:: EXTRACTED INFORMATION ::

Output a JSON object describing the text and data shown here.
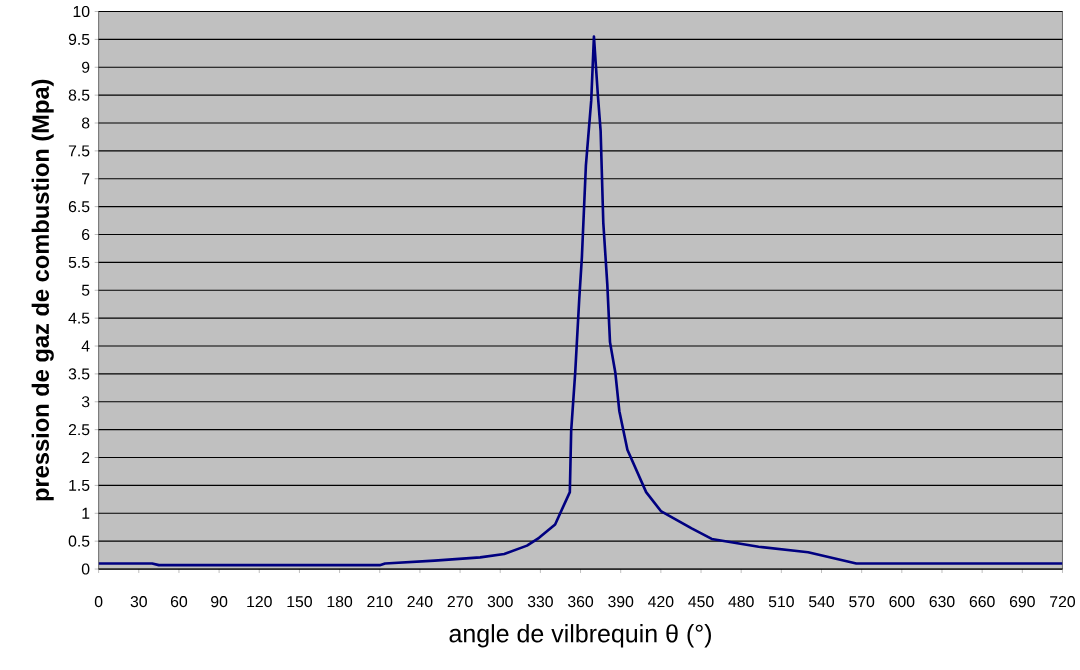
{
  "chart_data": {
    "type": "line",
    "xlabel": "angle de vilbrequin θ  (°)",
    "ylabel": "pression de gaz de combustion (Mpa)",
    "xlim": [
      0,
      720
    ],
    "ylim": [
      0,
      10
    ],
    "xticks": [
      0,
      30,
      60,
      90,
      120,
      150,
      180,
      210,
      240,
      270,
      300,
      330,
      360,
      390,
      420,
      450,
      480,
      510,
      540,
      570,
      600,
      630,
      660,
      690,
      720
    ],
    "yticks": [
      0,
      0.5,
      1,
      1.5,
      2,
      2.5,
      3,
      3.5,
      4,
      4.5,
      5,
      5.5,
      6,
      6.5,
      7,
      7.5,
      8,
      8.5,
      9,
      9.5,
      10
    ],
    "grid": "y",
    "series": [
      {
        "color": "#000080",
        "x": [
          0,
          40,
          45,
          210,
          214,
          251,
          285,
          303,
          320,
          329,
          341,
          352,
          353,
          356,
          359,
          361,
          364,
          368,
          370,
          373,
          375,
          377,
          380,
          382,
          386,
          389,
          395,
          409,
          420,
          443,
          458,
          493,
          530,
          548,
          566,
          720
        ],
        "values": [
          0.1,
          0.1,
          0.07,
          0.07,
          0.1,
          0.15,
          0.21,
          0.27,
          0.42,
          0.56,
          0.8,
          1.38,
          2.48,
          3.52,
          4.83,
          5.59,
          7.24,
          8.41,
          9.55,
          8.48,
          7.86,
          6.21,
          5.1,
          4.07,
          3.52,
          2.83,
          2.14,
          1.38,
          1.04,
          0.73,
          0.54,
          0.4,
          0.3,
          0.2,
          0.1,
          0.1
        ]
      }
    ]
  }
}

:::
:: EXTRACTED INFORMATION ::

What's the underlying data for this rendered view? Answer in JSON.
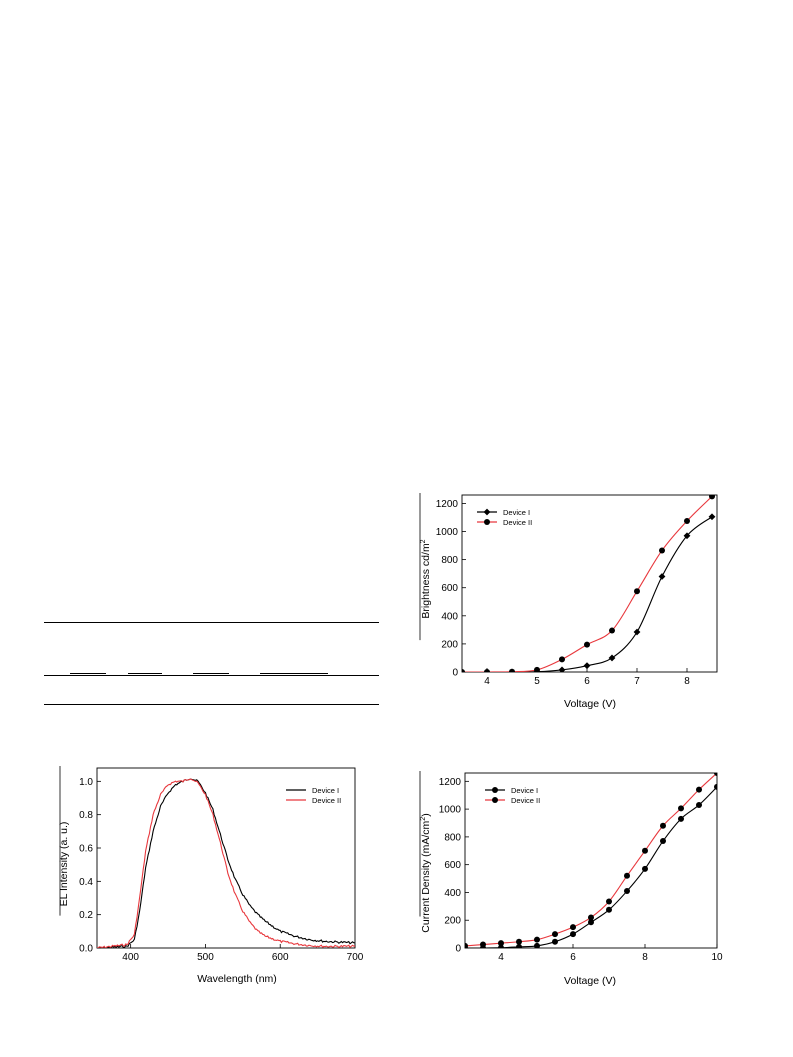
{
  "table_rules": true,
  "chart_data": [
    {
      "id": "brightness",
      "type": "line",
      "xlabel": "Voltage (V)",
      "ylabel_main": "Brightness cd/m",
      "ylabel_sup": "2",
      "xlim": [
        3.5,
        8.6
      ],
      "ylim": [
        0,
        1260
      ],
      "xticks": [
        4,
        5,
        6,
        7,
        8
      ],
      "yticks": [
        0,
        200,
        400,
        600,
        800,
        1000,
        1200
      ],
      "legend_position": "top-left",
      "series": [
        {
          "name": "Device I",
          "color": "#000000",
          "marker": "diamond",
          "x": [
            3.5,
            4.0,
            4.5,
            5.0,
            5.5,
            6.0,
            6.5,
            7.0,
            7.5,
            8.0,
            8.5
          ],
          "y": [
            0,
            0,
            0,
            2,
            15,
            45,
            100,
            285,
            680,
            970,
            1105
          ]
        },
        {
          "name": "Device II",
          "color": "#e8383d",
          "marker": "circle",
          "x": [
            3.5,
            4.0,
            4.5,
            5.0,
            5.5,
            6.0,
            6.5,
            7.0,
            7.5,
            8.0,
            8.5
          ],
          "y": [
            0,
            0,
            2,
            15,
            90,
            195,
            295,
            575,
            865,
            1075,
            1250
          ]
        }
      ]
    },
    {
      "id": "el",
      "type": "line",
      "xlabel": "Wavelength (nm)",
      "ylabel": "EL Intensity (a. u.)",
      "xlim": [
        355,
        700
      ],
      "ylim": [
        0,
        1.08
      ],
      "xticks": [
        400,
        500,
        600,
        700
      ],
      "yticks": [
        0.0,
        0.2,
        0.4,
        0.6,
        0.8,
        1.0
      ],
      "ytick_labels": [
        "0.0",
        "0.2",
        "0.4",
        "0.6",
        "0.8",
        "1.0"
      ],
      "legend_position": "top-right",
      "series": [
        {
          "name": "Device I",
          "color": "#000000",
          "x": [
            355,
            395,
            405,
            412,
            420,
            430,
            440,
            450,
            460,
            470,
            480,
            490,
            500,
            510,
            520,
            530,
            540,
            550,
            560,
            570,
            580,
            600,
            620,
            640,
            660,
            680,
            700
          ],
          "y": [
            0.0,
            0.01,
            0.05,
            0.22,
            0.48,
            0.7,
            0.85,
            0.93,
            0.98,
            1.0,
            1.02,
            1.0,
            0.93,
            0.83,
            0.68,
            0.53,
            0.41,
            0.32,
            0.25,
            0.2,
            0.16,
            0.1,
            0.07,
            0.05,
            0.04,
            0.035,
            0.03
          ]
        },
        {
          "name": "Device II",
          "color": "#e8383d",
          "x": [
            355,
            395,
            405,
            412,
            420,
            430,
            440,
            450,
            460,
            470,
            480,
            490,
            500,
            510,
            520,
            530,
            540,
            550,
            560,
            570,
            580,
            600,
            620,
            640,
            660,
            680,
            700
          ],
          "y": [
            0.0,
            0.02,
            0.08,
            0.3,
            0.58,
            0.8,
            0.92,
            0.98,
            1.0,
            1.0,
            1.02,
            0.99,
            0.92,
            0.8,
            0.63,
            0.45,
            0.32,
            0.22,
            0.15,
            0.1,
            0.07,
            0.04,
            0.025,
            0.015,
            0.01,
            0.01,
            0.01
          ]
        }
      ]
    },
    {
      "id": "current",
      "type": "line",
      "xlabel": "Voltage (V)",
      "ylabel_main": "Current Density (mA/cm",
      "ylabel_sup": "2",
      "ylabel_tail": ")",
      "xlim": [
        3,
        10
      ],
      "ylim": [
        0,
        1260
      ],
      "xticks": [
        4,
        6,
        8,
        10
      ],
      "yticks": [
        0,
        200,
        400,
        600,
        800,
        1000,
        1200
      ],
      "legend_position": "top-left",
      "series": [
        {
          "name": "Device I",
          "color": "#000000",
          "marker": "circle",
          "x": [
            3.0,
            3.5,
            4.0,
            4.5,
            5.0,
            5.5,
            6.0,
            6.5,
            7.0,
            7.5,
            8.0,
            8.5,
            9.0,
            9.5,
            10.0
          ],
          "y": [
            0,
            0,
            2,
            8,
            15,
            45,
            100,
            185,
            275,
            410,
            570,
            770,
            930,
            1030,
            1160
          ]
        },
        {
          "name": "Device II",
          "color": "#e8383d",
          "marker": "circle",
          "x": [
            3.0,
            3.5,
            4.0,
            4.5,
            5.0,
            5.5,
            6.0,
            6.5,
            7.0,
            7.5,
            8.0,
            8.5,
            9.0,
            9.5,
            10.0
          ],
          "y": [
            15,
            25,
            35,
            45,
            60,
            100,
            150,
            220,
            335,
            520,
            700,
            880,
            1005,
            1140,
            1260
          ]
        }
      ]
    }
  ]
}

:::

■ CHALLENGE ■
Look through the records and gather every line containing "xlabel".

■ ANSWER FOR THE TASK ■
    "xlabel": "angle de vilbrequin θ  (°)",
      "xlabel": "Voltage (V)",
      "xlabel": "Wavelength (nm)",
      "xlabel": "Voltage (V)",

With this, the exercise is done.